TEXTAUSZUG:
----

Auf dem europäischen Kontinent und weit darüber hinaus herrscht jedoch das Rechtssystem des civil law, in dem das Recht kodifiziert wurde. Als Vorbild für diese Art von Gesetzgebung gilt das römische Recht von Justinians Corpus iuris civilis, das sich formal allerdings stark von heutigen Kodifikationen unterscheidet. Im 19. Jahrhundert wurde dann vor allem das französische Zivilgesetzbuch, der code Napoléon von 1804, prägend. Dessen Einfluss reichte über das französische Sprachgebiet hinaus, da es übersetzt und in den von Napoléon eroberten Gebieten oft weit über die napoleonische Zeit hinaus verwendet wurde. In Frankreich selber galt diese Kodifikation lange Zeit als unantastbar und wurde erst im 20. Jahrhundert revidiert. Sie hat auch spätere Kodifikationen geprägt. Auf ihren Einfluss ist offensichtlich auch der Gebrauch des Indikativ Präsens ohne Modalverb für zwingende Rechtsakte zurückzuführen (cf. Wüest 1993, 108ss.).

Dabei ist im ersten Drittel des Code civil der Tempusgebrauch noch schwankend, da sich seine Verfasser noch nicht eindeutig für das Präsens oder das Futur entschieden hatten. Erst danach fällt ein eindeutiger Entscheid zugunsten des Präsens und diese Wahl galt dann im Wesentlichen auch für die verschiedenen Übersetzungen des Code civil. Der Einfluss der sehr formalistischen französischen Rechtssprache zeigt sich jedoch nicht nur in dieser Tempuswahl, sondern scheint auch in einer Reihe von Ländern die Abfassung von Gerichtsurteilen beeinflusst zu haben, früher noch mehr als heute.

Das französische Gerichtsurteil hat noch heute die Eigenart, in einem einzigen Satz abgefasst zu sein, wobei dieser leicht über mehrere Seiten gehen kann. Susan Šar?evic (2000, 123) nennt folgende Länder, die diese Form der Abfassung kennen beziehungsweise früher gekannt haben: Luxemburg, Belgien, die Niederlande, Schweden, Finnland, Portugal und Spanien. Heute beschränkt sich allerdings diese Form des Urteils nach meinen Abklärungen auf Frankreich, Luxemburg und Belgien, wobei sie in Belgien sowohl in den französisch wie niederländisch verfassten Urteilen angewandt wird.

----

DATEN:
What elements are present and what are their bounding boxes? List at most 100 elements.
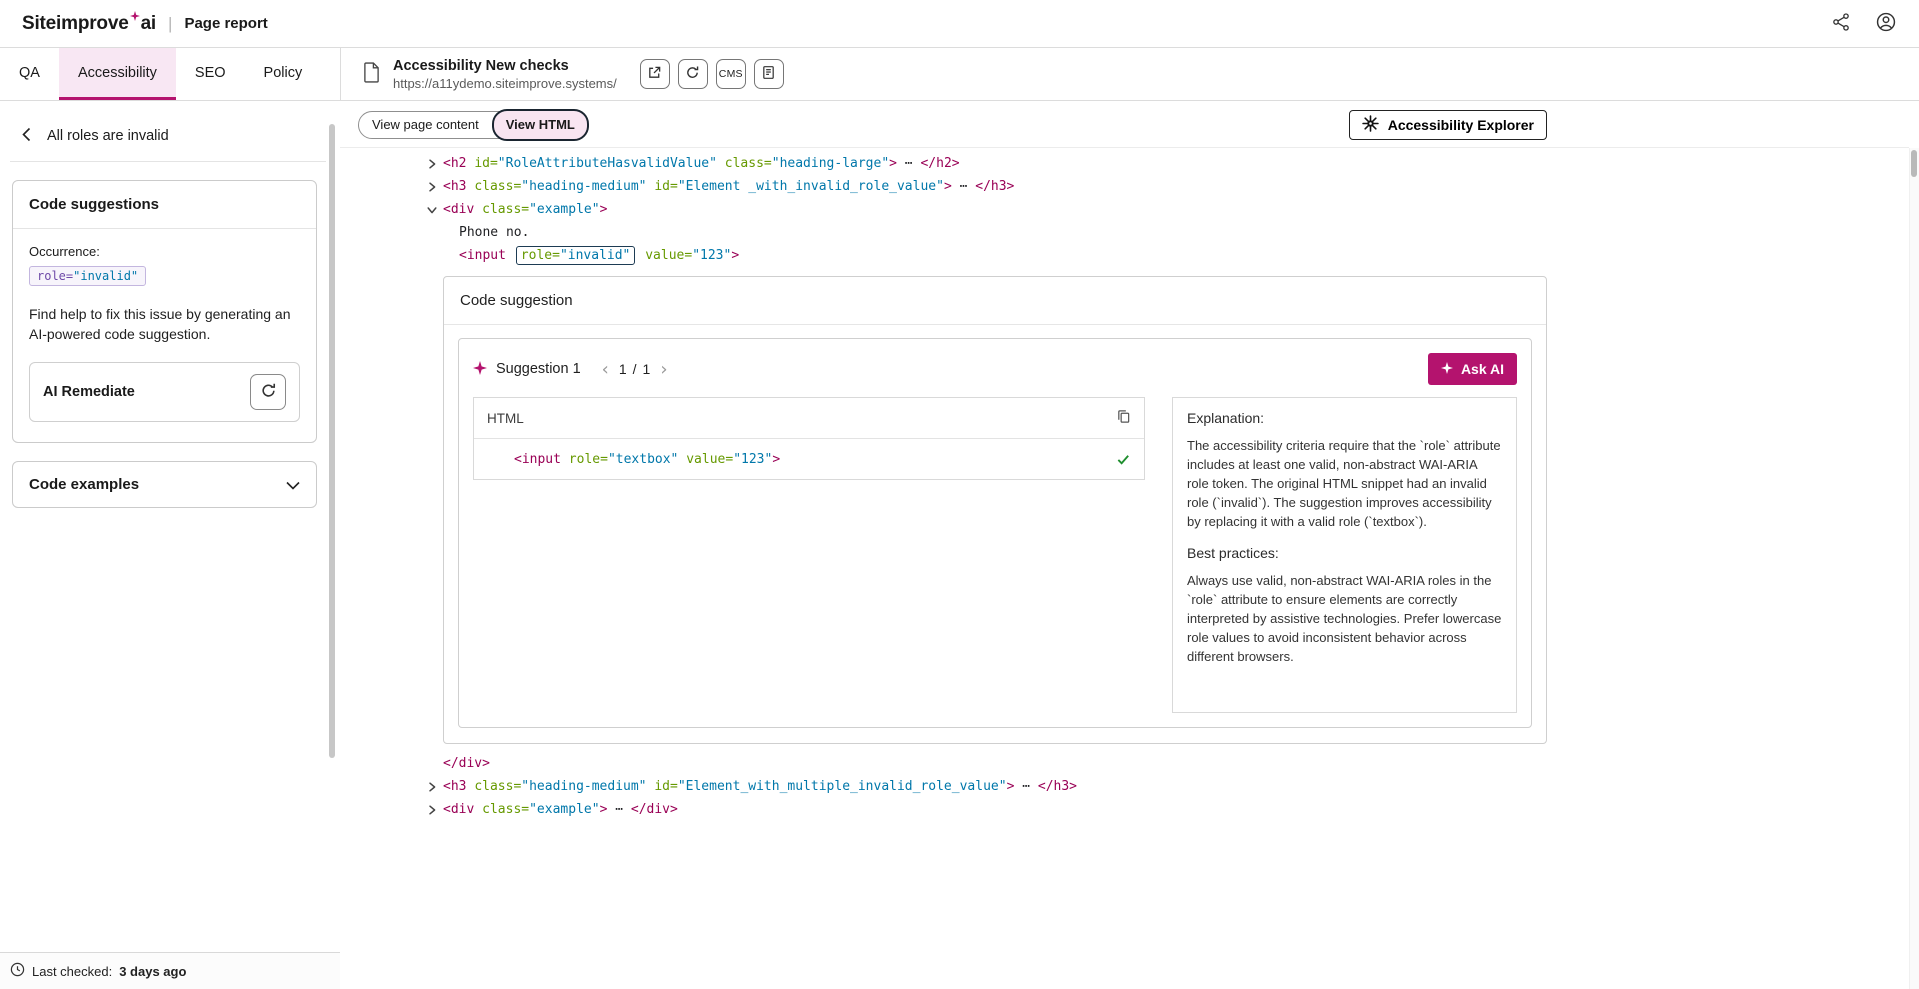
- expand-arrow-icon[interactable]: [427, 158, 443, 169]
- valid-check-icon: [1116, 452, 1131, 467]
- code-line: <input role="invalid" value="123">: [340, 244, 1909, 267]
- view-toggle: View page content View HTML: [358, 108, 589, 141]
- collapse-arrow-icon[interactable]: [427, 205, 443, 215]
- share-button[interactable]: [1831, 12, 1851, 35]
- back-to-issue-button[interactable]: All roles are invalid: [10, 114, 326, 162]
- tab-policy[interactable]: Policy: [245, 48, 322, 100]
- explorer-wheel-icon: [1361, 114, 1379, 135]
- code-line: </div>: [340, 752, 1909, 775]
- code-line: <h3 class="heading-medium" id="Element _…: [340, 175, 1909, 198]
- code-line: <div class="example"> ⋯ </div>: [340, 798, 1909, 821]
- code-token-attr: class=: [724, 156, 772, 171]
- tab-qa-label: QA: [19, 64, 40, 81]
- ask-ai-label: Ask AI: [1460, 361, 1504, 377]
- ask-ai-button[interactable]: Ask AI: [1427, 353, 1517, 385]
- chevron-down-icon: [286, 477, 300, 493]
- cms-button[interactable]: CMS: [715, 59, 746, 89]
- tab-seo[interactable]: SEO: [176, 48, 245, 100]
- siteimprove-logo[interactable]: Siteimprove ai: [22, 10, 156, 35]
- tab-qa[interactable]: QA: [0, 48, 59, 100]
- code-text: <h3 class="heading-medium" id="Element _…: [443, 179, 1014, 194]
- code-token-dots: ⋯: [896, 156, 921, 171]
- next-suggestion-button[interactable]: ›: [653, 359, 674, 380]
- page-info: Accessibility New checks https://a11ydem…: [341, 48, 784, 100]
- sidebar-scrollbar[interactable]: [329, 124, 335, 758]
- code-text: <div class="example"> ⋯ </div>: [443, 802, 678, 817]
- expand-arrow-icon[interactable]: [427, 781, 443, 792]
- code-lines-before: <h2 id="RoleAttributeHasvalidValue" clas…: [340, 152, 1909, 267]
- suggestion-box: Suggestion 1 ‹ 1 / 1 › Ask AI HTML <inpu…: [458, 338, 1532, 728]
- account-button[interactable]: [1875, 11, 1897, 36]
- view-html-label: View HTML: [505, 117, 575, 132]
- view-page-content-label: View page content: [372, 117, 479, 132]
- refresh-icon: [260, 382, 277, 402]
- app-header: Siteimprove ai | Page report: [0, 0, 1919, 48]
- logo-brand: Siteimprove: [22, 12, 129, 34]
- refresh-icon: [685, 65, 700, 83]
- code-line: <h3 class="heading-medium" id="Element_w…: [340, 775, 1909, 798]
- back-chevron-icon: [22, 127, 31, 145]
- code-text: <input role="invalid" value="123">: [443, 246, 739, 265]
- code-token-tag: >: [599, 202, 608, 217]
- occurrence-label: Occurrence:: [29, 244, 100, 259]
- code-token-attr: id=: [474, 156, 498, 171]
- html-code-view: <h2 id="RoleAttributeHasvalidValue" clas…: [340, 148, 1909, 989]
- tab-accessibility[interactable]: Accessibility: [58, 48, 176, 100]
- code-suggestions-title: Code suggestions: [13, 181, 316, 229]
- clock-icon: [10, 962, 25, 980]
- occurrence-attr: role=: [37, 269, 74, 283]
- code-token-tag: >: [889, 156, 897, 171]
- checked-page-url: https://a11ydemo.siteimprove.systems/: [393, 75, 617, 91]
- code-token-val: "heading-large": [771, 156, 890, 171]
- code-text: <h3 class="heading-medium" id="Element_w…: [443, 779, 1077, 794]
- explorer-label: Accessibility Explorer: [1387, 116, 1534, 133]
- code-token-attr: role=: [568, 451, 608, 467]
- expand-arrow-icon[interactable]: [427, 181, 443, 192]
- code-token-dots: ⋯: [607, 802, 631, 817]
- code-token-attr: id=: [654, 779, 678, 794]
- code-token-tag: </h3>: [975, 179, 1015, 194]
- code-token-val: "123": [692, 248, 732, 263]
- copy-icon: [1116, 409, 1131, 427]
- ai-remediate-box: AI Remediate: [29, 362, 300, 422]
- code-token-attr: class=: [474, 779, 522, 794]
- account-icon: [1875, 11, 1897, 36]
- suggestion-help-text: Find help to fix this issue by generatin…: [29, 306, 291, 342]
- code-token-val: "123": [733, 451, 773, 467]
- suggestion-page-separator: /: [632, 361, 637, 377]
- page-source-icon: [761, 65, 776, 83]
- code-token-tag: </h3>: [1037, 779, 1078, 794]
- view-page-content-tab[interactable]: View page content: [359, 112, 492, 138]
- regenerate-suggestion-button[interactable]: [250, 374, 286, 410]
- external-link-icon: [647, 65, 662, 83]
- code-token-attr: value=: [645, 248, 693, 263]
- code-token-tag: </h2>: [920, 156, 960, 171]
- accessibility-explorer-button[interactable]: Accessibility Explorer: [1348, 109, 1547, 140]
- code-line: <h2 id="RoleAttributeHasvalidValue" clas…: [340, 152, 1909, 175]
- recheck-page-button[interactable]: [677, 59, 708, 89]
- expand-arrow-icon[interactable]: [427, 804, 443, 815]
- open-page-button[interactable]: [639, 59, 670, 89]
- code-token-plain: Phone no.: [459, 225, 530, 240]
- view-html-tab[interactable]: View HTML: [491, 108, 589, 141]
- checked-page-title: Accessibility New checks: [393, 57, 569, 74]
- issue-title: All roles are invalid: [47, 128, 169, 144]
- code-examples-toggle[interactable]: Code examples: [12, 461, 317, 508]
- page-scrollbar[interactable]: [1909, 148, 1919, 989]
- page-report-title: Page report: [184, 15, 268, 32]
- code-token-val: "invalid": [559, 248, 631, 263]
- code-token-val: "Element _with_invalid_role_value": [677, 179, 944, 194]
- page-scrollbar-thumb[interactable]: [1911, 150, 1917, 177]
- code-token-val: "textbox": [607, 451, 679, 467]
- code-token-attr: class=: [482, 202, 530, 217]
- best-practices-body: Always use valid, non-abstract WAI-ARIA …: [1187, 573, 1502, 664]
- page-source-button[interactable]: [753, 59, 784, 89]
- suggested-code-line: <input role="textbox" value="123">: [514, 452, 780, 467]
- explanation-body: The accessibility criteria require that …: [1187, 438, 1501, 529]
- copy-code-button[interactable]: [1116, 409, 1131, 427]
- previous-suggestion-button[interactable]: ‹: [595, 359, 616, 380]
- tab-seo-label: SEO: [194, 64, 226, 81]
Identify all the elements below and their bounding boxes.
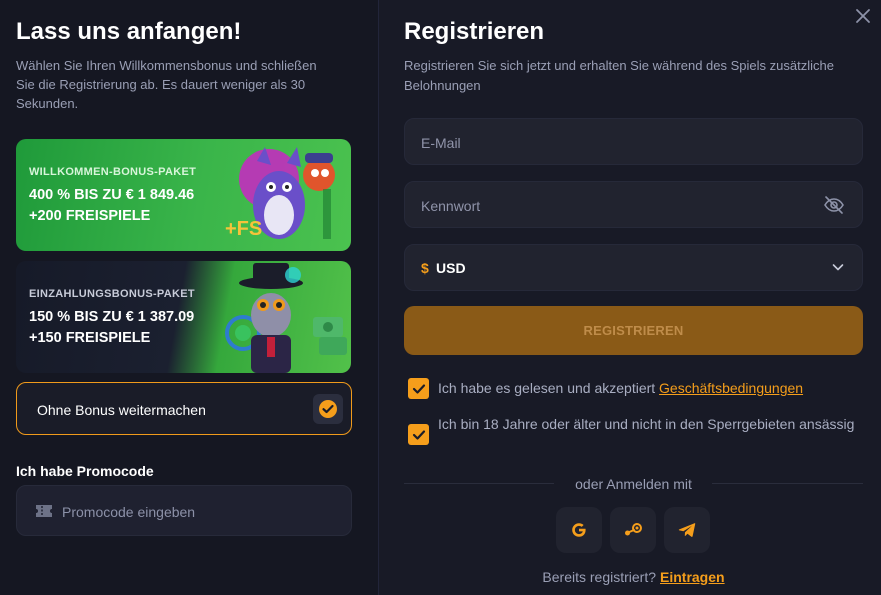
email-placeholder: E-Mail bbox=[421, 135, 461, 151]
register-subtitle: Registrieren Sie sich jetzt und erhalten… bbox=[404, 58, 834, 93]
promocode-input[interactable]: Promocode eingeben bbox=[16, 485, 352, 536]
close-icon[interactable] bbox=[852, 5, 874, 27]
currency-symbol: $ bbox=[421, 260, 429, 276]
bonus-freespins: +200 FREISPIELE bbox=[29, 208, 151, 224]
divider-right bbox=[712, 483, 863, 484]
check-icon bbox=[319, 400, 337, 418]
register-button[interactable]: REGISTRIEREN bbox=[404, 306, 863, 355]
check-icon bbox=[412, 429, 425, 440]
or-login-text: oder Anmelden mit bbox=[575, 476, 692, 492]
fs-badge: +FS bbox=[225, 218, 262, 240]
cat-mascot-illustration bbox=[225, 263, 347, 373]
welcome-title: Lass uns anfangen! bbox=[16, 18, 242, 45]
email-field[interactable]: E-Mail bbox=[404, 118, 863, 165]
register-button-label: REGISTRIEREN bbox=[583, 323, 684, 338]
bonus-amount: 400 % BIS ZU € 1 849.46 bbox=[29, 187, 195, 203]
chevron-down-icon bbox=[832, 264, 844, 271]
currency-select[interactable]: $ USD bbox=[404, 244, 863, 291]
password-field[interactable]: Kennwort bbox=[404, 181, 863, 228]
telegram-login-button[interactable] bbox=[664, 507, 710, 553]
no-bonus-option[interactable]: Ohne Bonus weitermachen bbox=[16, 382, 352, 435]
bonus-label: WILLKOMMEN-BONUS-PAKET bbox=[29, 166, 197, 178]
telegram-icon bbox=[678, 523, 696, 537]
terms-label: Ich habe es gelesen und akzeptiert bbox=[438, 380, 656, 396]
ticket-icon bbox=[36, 505, 52, 517]
left-panel: Lass uns anfangen! Wählen Sie Ihren Will… bbox=[0, 0, 378, 595]
no-bonus-label: Ohne Bonus weitermachen bbox=[37, 402, 206, 418]
age-checkbox-row: Ich bin 18 Jahre oder älter und nicht in… bbox=[408, 414, 868, 454]
terms-checkbox[interactable] bbox=[408, 378, 429, 399]
steam-icon bbox=[625, 523, 642, 536]
steam-login-button[interactable] bbox=[610, 507, 656, 553]
terms-text: Ich habe es gelesen und akzeptiert Gesch… bbox=[438, 379, 803, 398]
welcome-subtitle: Wählen Sie Ihren Willkommensbonus und sc… bbox=[16, 58, 317, 111]
promocode-title: Ich habe Promocode bbox=[16, 463, 154, 479]
no-bonus-check bbox=[313, 394, 343, 424]
deposit-bonus-card[interactable]: EINZAHLUNGSBONUS-PAKET 150 % BIS ZU € 1 … bbox=[16, 261, 351, 373]
password-placeholder: Kennwort bbox=[421, 198, 481, 214]
login-link[interactable]: Eintragen bbox=[660, 569, 725, 585]
age-checkbox[interactable] bbox=[408, 424, 429, 445]
bonus-freespins: +150 FREISPIELE bbox=[29, 330, 151, 346]
login-prompt-text: Bereits registriert? bbox=[542, 569, 656, 585]
login-prompt: Bereits registriert? Eintragen bbox=[404, 569, 863, 585]
bonus-amount: 150 % BIS ZU € 1 387.09 bbox=[29, 309, 195, 325]
welcome-bonus-card[interactable]: WILLKOMMEN-BONUS-PAKET 400 % BIS ZU € 1 … bbox=[16, 139, 351, 251]
eye-off-icon[interactable] bbox=[823, 195, 845, 215]
check-icon bbox=[412, 383, 425, 394]
currency-value: USD bbox=[436, 260, 466, 276]
terms-link[interactable]: Geschäftsbedingungen bbox=[659, 380, 803, 396]
google-icon bbox=[572, 523, 586, 537]
register-title: Registrieren bbox=[404, 18, 545, 45]
age-text: Ich bin 18 Jahre oder älter und nicht in… bbox=[438, 416, 855, 432]
promocode-placeholder: Promocode eingeben bbox=[62, 504, 196, 520]
mascot-illustration: +FS bbox=[225, 147, 335, 240]
google-login-button[interactable] bbox=[556, 507, 602, 553]
bonus-label: EINZAHLUNGSBONUS-PAKET bbox=[29, 288, 195, 300]
terms-checkbox-row: Ich habe es gelesen und akzeptiert Gesch… bbox=[408, 378, 868, 402]
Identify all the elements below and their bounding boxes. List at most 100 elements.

----

AUFGABEN:
• A. Warum reichte der Einfluss des Code Napoléon laut dem Textauszug über das französische Sprachgebiet hinaus? Antworten Sie in ein bis drei Sätzen.
• B. Führen Sie den Textauszug über die französisch geprägte Rechtssprache im Anschluss an seinen letzten Satz fort.

ERGEBNISSE:
• A. Der Code Napoléon wurde übersetzt. In den von Napoléon eroberten Gebieten blieb er zudem oft weit über die napoleonische Zeit hinaus in Gebrauch.

• B.
Zudem werden in der kanadischen Provinz Québec Urteile ebenfalls in einem Satz abgefasst, wenn sie besonders kurz sind. Ferner scheint auch das Schweizerischen Bundesgerichts in Lausanne in letzter Zeit vermehrt die einsätzige Form zu verwenden. Sie bleibt aber die Ausnahme und kommt nur bei verhältnismäßig kurzen Entscheiden vor, meist solchen, bei denen ein Einzelrichter eine Berufung als unzulässig deklariert. Das geschieht nicht nur bei Entscheiden in französischer, sondern auch in deutscher oder italienischer Sprache.

Dass diese besondere Form der Redaktion insgesamt im Rückgang begriffen ist und sich heute auf ganz oder teilweise frankophone Staaten beschränkt, hat dabei sicher nicht nur mit dem Schwund des französischen Einflusses zu tun, sondern ist auch der Tatsache zuzuschreiben, dass diese Form angesichts der Länge heutiger Urteile nicht gerade zur Lesbarkeit beiträgt.

Sie hat umgekehrt aber auch zur Folge, dass die Abfassung in einem Satz die Gerichtsschreiberinnen und –schreiber zu einer Kürze zwingt, die deutlich im Gegensatz zur Ausführlichkeit von Gerichtsurteilen in Ländern des common law steht. Besonders auffällig ist dieser Unterschied in Kanada, wo die beiden Rechtssysteme aufeinandertreffen. Für die Provinz Québec gilt nämlich im öffentlichen Recht — wie im Rest von Kanada — das common law, im Privatrecht jedoch der Code civil du Québec (cf. Šar?evic 2000, 183ss.).

Die Entstehung der Form in einem Satz erklärt sich wohl historisch. Unter dem Ancien Régime wurden die französischen Gerichtsurteile, zumindest diejenigen des parlement de Paris, nicht begründet. Offenbar hätten es die damaligen Richter als einen Angriff auf ihre Autorität verstanden, hätten sie ihre Urteile begründen müssen (Krefeld 1985, 81ss.). Erst unter der Französischen Revolution wurde dann 1790 verlangt, dass die Urteile begründet werden müssen. Zumeist waren die Begründungen allerdings sehr kurz, weshalb sie ohne Mühe in einem Satz unterzubringen waren, wie das folgende Beispiel einer abgewiesenen Berufung zeigt:

(3) Jugement.

Le tribunal, de l'avis du commissaire, vu l'art. 36 de la loi du 22 avril 1791, attendu que rien ne peut justifier le préposé de n'avoir pas appelé l'adjoint de la commune, dont l'agent municipal était absent, rejette le pourvoi. (Krefeld 1985, 88s.)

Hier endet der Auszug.